EXERCISE:
Go through the material and tally the lines containing the string "this". Give the total alone.

+ + + + + + +

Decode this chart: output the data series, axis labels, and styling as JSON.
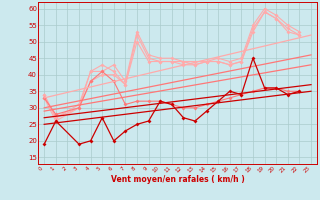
{
  "background_color": "#cce9ee",
  "grid_color": "#aacccc",
  "line_light": "#ffaaaa",
  "line_mid": "#ff7777",
  "line_dark": "#cc0000",
  "xlabel": "Vent moyen/en rafales ( km/h )",
  "ylim": [
    13,
    62
  ],
  "xlim": [
    -0.5,
    23.5
  ],
  "yticks": [
    15,
    20,
    25,
    30,
    35,
    40,
    45,
    50,
    55,
    60
  ],
  "xticks": [
    0,
    1,
    2,
    3,
    4,
    5,
    6,
    7,
    8,
    9,
    10,
    11,
    12,
    13,
    14,
    15,
    16,
    17,
    18,
    19,
    20,
    21,
    22,
    23
  ],
  "rafales1_x": [
    0,
    1,
    3,
    4,
    5,
    6,
    7,
    8,
    9,
    10,
    11,
    12,
    13,
    14,
    15,
    16,
    17,
    18,
    19,
    20,
    21,
    22
  ],
  "rafales1_y": [
    34,
    27,
    31,
    41,
    41,
    43,
    38,
    53,
    46,
    45,
    45,
    44,
    44,
    44,
    45,
    44,
    45,
    55,
    60,
    58,
    55,
    53
  ],
  "rafales2_x": [
    0,
    1,
    3,
    4,
    5,
    6,
    7,
    8,
    9,
    10,
    11,
    12,
    13,
    14,
    15,
    16,
    17,
    18,
    19,
    20,
    21,
    22
  ],
  "rafales2_y": [
    34,
    27,
    30,
    41,
    43,
    41,
    37,
    52,
    45,
    44,
    44,
    44,
    43,
    44,
    44,
    43,
    44,
    54,
    59,
    57,
    54,
    52
  ],
  "rafales3_x": [
    0,
    1,
    3,
    4,
    5,
    6,
    7,
    8,
    9,
    10,
    11,
    12,
    13,
    14,
    15,
    16,
    17,
    18,
    19,
    20,
    21,
    22
  ],
  "rafales3_y": [
    33,
    26,
    30,
    38,
    40,
    40,
    37,
    50,
    44,
    44,
    44,
    43,
    43,
    44,
    44,
    43,
    44,
    53,
    59,
    57,
    53,
    52
  ],
  "vent_var_x": [
    0,
    1,
    3,
    4,
    5,
    6,
    7,
    8,
    9,
    10,
    11,
    12,
    13,
    14,
    15,
    16,
    17,
    18,
    19,
    20,
    21,
    22
  ],
  "vent_var_y": [
    33,
    28,
    30,
    38,
    41,
    38,
    31,
    32,
    32,
    32,
    31,
    30,
    30,
    31,
    32,
    33,
    34,
    35,
    36,
    36,
    35,
    35
  ],
  "vent_dark_x": [
    0,
    1,
    3,
    4,
    5,
    6,
    7,
    8,
    9,
    10,
    11,
    12,
    13,
    14,
    15,
    16,
    17,
    18,
    19,
    20,
    21,
    22
  ],
  "vent_dark_y": [
    19,
    26,
    19,
    20,
    27,
    20,
    23,
    25,
    26,
    32,
    31,
    27,
    26,
    29,
    32,
    35,
    34,
    45,
    36,
    36,
    34,
    35
  ],
  "trend_light_y0": 33,
  "trend_light_y1": 52,
  "trend_mid1_y0": 30,
  "trend_mid1_y1": 46,
  "trend_mid2_y0": 29,
  "trend_mid2_y1": 43,
  "trend_dark1_y0": 27,
  "trend_dark1_y1": 37,
  "trend_dark2_y0": 25,
  "trend_dark2_y1": 35
}
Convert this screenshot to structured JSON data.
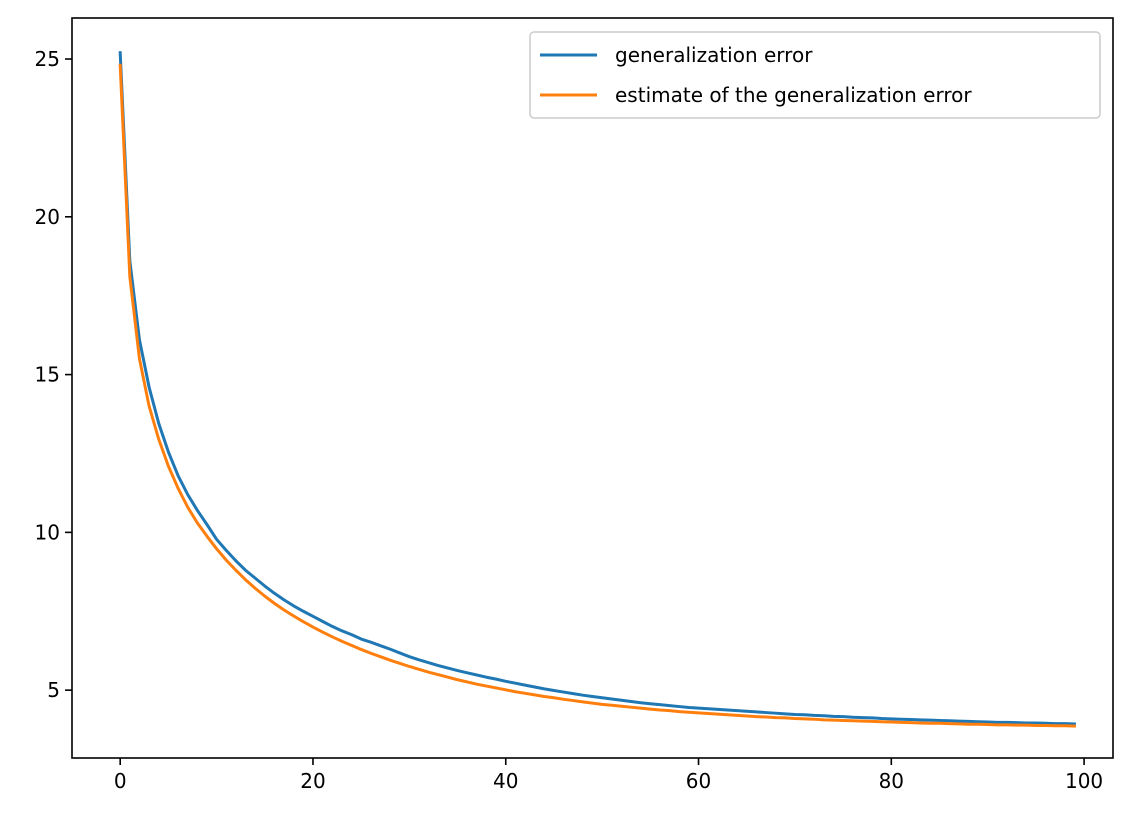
{
  "chart_data": {
    "type": "line",
    "title": "",
    "xlabel": "",
    "ylabel": "",
    "xlim": [
      -5,
      103
    ],
    "ylim": [
      2.85,
      26.3
    ],
    "x_ticks": [
      0,
      20,
      40,
      60,
      80,
      100
    ],
    "y_ticks": [
      5,
      10,
      15,
      20,
      25
    ],
    "grid": false,
    "legend": "top-right",
    "x": [
      0,
      1,
      2,
      3,
      4,
      5,
      6,
      7,
      8,
      9,
      10,
      11,
      12,
      13,
      14,
      15,
      16,
      17,
      18,
      19,
      20,
      21,
      22,
      23,
      24,
      25,
      26,
      27,
      28,
      29,
      30,
      31,
      32,
      33,
      34,
      35,
      36,
      37,
      38,
      39,
      40,
      41,
      42,
      43,
      44,
      45,
      46,
      47,
      48,
      49,
      50,
      51,
      52,
      53,
      54,
      55,
      56,
      57,
      58,
      59,
      60,
      61,
      62,
      63,
      64,
      65,
      66,
      67,
      68,
      69,
      70,
      71,
      72,
      73,
      74,
      75,
      76,
      77,
      78,
      79,
      80,
      81,
      82,
      83,
      84,
      85,
      86,
      87,
      88,
      89,
      90,
      91,
      92,
      93,
      94,
      95,
      96,
      97,
      98,
      99
    ],
    "series": [
      {
        "name": "generalization error",
        "color": "#1f77b4",
        "values": [
          25.2,
          18.6,
          16.1,
          14.6,
          13.45,
          12.55,
          11.8,
          11.2,
          10.7,
          10.25,
          9.78,
          9.43,
          9.1,
          8.8,
          8.55,
          8.3,
          8.07,
          7.86,
          7.67,
          7.5,
          7.34,
          7.18,
          7.02,
          6.88,
          6.76,
          6.62,
          6.52,
          6.41,
          6.3,
          6.18,
          6.06,
          5.96,
          5.87,
          5.78,
          5.7,
          5.62,
          5.55,
          5.48,
          5.41,
          5.35,
          5.28,
          5.22,
          5.16,
          5.1,
          5.04,
          4.99,
          4.94,
          4.89,
          4.84,
          4.8,
          4.76,
          4.72,
          4.68,
          4.64,
          4.6,
          4.57,
          4.54,
          4.51,
          4.48,
          4.45,
          4.43,
          4.41,
          4.39,
          4.37,
          4.35,
          4.33,
          4.31,
          4.29,
          4.27,
          4.25,
          4.23,
          4.22,
          4.2,
          4.19,
          4.17,
          4.16,
          4.14,
          4.13,
          4.12,
          4.1,
          4.09,
          4.08,
          4.07,
          4.06,
          4.05,
          4.04,
          4.03,
          4.02,
          4.01,
          4.0,
          3.99,
          3.98,
          3.98,
          3.97,
          3.96,
          3.96,
          3.95,
          3.94,
          3.94,
          3.93
        ]
      },
      {
        "name": "estimate of the generalization error",
        "color": "#ff7f0e",
        "values": [
          24.8,
          18.1,
          15.5,
          14.0,
          12.95,
          12.1,
          11.4,
          10.8,
          10.3,
          9.88,
          9.48,
          9.12,
          8.8,
          8.5,
          8.23,
          7.98,
          7.75,
          7.54,
          7.35,
          7.17,
          7.0,
          6.84,
          6.69,
          6.55,
          6.42,
          6.29,
          6.17,
          6.06,
          5.95,
          5.85,
          5.75,
          5.66,
          5.57,
          5.49,
          5.41,
          5.33,
          5.26,
          5.19,
          5.13,
          5.07,
          5.01,
          4.95,
          4.9,
          4.85,
          4.8,
          4.76,
          4.71,
          4.67,
          4.63,
          4.59,
          4.55,
          4.52,
          4.49,
          4.46,
          4.43,
          4.4,
          4.37,
          4.35,
          4.32,
          4.3,
          4.28,
          4.26,
          4.24,
          4.22,
          4.2,
          4.18,
          4.16,
          4.15,
          4.13,
          4.12,
          4.1,
          4.09,
          4.08,
          4.06,
          4.05,
          4.04,
          4.03,
          4.02,
          4.01,
          4.0,
          3.99,
          3.98,
          3.97,
          3.96,
          3.95,
          3.95,
          3.94,
          3.93,
          3.92,
          3.92,
          3.91,
          3.9,
          3.9,
          3.89,
          3.89,
          3.88,
          3.88,
          3.87,
          3.87,
          3.86
        ]
      }
    ]
  }
}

+ + + + + + +

COMPLETE ANSWER:
2